_What this task involves:_
Return the number of lines in which the word "intercept" appears; add nothing else.

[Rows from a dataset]
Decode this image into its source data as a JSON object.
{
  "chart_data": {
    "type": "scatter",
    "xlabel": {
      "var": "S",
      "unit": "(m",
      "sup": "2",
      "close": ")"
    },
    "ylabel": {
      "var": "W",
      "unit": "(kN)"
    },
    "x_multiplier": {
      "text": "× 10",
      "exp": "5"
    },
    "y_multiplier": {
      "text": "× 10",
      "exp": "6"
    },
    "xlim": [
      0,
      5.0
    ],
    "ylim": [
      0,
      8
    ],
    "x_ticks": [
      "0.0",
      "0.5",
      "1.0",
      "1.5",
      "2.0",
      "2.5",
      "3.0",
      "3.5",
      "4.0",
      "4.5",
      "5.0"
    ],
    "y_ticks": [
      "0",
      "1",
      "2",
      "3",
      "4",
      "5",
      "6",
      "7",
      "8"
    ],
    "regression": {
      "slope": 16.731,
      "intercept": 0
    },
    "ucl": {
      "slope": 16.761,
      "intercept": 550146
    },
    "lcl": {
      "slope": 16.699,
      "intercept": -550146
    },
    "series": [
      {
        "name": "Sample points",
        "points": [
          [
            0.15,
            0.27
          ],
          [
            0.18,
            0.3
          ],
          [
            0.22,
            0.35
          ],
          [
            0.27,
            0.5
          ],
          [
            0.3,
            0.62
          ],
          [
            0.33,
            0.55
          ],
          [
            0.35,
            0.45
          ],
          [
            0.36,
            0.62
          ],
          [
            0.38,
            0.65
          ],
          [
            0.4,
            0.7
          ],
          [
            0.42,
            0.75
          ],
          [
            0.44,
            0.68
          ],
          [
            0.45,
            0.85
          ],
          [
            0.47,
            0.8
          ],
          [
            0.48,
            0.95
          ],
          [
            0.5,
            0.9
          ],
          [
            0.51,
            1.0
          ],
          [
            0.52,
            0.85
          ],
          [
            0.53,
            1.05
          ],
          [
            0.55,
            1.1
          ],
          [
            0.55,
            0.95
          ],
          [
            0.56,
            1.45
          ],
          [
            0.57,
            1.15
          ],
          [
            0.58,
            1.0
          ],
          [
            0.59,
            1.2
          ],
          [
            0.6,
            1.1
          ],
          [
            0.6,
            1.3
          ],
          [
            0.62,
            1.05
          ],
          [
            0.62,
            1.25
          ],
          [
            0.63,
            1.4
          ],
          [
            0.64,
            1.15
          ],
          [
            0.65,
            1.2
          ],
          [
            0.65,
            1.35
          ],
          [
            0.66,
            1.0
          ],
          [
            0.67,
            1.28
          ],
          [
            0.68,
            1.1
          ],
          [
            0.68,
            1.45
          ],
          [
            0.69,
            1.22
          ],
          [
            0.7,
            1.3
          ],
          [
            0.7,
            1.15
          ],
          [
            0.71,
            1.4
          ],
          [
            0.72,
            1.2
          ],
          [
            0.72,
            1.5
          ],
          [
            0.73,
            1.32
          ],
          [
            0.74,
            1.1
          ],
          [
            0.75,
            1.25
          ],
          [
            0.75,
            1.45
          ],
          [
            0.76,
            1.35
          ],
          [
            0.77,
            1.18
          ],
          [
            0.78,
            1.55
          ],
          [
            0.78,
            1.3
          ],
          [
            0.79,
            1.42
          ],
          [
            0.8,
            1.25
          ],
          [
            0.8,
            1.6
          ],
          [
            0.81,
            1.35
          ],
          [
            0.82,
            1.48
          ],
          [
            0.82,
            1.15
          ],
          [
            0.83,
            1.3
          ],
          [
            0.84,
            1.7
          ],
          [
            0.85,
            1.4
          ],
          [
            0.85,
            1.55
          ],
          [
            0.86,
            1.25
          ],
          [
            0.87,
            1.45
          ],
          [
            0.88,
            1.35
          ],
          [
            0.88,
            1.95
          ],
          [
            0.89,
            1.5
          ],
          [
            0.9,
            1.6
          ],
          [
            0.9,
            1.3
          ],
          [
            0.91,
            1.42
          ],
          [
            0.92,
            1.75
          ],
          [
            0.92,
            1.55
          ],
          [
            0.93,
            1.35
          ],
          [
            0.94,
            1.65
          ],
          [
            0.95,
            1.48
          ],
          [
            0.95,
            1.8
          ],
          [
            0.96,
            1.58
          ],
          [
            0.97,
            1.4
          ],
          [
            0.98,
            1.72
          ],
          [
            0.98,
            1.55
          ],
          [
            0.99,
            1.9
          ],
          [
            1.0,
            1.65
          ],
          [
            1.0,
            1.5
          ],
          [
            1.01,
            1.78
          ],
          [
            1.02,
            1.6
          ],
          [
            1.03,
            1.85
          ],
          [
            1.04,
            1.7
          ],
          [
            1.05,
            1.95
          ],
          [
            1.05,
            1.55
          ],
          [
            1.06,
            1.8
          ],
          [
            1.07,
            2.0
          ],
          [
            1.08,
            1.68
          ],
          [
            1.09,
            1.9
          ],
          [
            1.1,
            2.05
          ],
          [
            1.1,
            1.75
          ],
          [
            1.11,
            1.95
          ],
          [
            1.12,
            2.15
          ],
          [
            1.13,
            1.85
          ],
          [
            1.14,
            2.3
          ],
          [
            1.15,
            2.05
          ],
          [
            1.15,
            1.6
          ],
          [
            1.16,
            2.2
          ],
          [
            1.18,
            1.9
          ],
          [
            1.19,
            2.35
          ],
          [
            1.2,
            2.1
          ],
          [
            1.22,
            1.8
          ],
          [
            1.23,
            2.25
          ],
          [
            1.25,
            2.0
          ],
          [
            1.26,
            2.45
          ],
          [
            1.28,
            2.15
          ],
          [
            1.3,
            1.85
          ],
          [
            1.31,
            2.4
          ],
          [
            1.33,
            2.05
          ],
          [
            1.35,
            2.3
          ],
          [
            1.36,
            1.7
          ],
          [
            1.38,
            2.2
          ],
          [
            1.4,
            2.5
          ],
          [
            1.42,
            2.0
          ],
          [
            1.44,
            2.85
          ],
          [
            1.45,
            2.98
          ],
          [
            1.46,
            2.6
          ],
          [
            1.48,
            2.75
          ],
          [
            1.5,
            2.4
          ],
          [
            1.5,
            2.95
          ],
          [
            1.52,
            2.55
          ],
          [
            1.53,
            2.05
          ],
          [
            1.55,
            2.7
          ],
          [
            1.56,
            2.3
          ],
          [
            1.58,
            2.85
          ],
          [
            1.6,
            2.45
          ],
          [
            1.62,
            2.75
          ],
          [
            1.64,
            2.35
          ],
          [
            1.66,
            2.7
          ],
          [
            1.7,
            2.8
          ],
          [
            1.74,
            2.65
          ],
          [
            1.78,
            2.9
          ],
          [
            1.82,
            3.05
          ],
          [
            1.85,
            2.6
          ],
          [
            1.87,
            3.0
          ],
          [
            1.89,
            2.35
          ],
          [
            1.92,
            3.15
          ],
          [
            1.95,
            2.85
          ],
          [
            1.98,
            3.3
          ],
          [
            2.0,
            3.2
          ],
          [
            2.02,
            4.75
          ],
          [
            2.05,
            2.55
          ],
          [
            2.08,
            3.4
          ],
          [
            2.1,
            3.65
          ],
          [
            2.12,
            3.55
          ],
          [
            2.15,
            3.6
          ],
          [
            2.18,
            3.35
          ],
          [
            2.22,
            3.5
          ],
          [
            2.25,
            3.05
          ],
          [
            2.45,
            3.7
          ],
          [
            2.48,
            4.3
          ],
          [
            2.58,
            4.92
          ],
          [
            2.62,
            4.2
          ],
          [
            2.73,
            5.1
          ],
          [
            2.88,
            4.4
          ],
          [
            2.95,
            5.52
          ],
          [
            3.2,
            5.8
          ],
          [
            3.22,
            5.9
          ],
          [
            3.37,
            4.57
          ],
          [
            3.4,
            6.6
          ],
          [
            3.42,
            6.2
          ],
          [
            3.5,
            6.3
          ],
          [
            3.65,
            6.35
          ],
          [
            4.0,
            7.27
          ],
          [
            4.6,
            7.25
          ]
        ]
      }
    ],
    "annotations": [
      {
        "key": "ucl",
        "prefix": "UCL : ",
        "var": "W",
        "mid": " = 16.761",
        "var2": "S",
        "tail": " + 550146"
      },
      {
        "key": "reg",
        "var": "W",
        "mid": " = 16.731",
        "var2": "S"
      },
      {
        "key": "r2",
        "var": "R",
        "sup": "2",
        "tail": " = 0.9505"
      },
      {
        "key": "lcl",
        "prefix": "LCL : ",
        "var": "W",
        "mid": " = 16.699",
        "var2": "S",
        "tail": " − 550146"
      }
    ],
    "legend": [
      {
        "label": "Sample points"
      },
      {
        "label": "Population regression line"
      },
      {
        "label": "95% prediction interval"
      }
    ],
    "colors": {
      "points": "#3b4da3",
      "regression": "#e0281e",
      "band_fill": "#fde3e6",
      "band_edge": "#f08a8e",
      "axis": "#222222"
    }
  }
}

_Task solution:_
3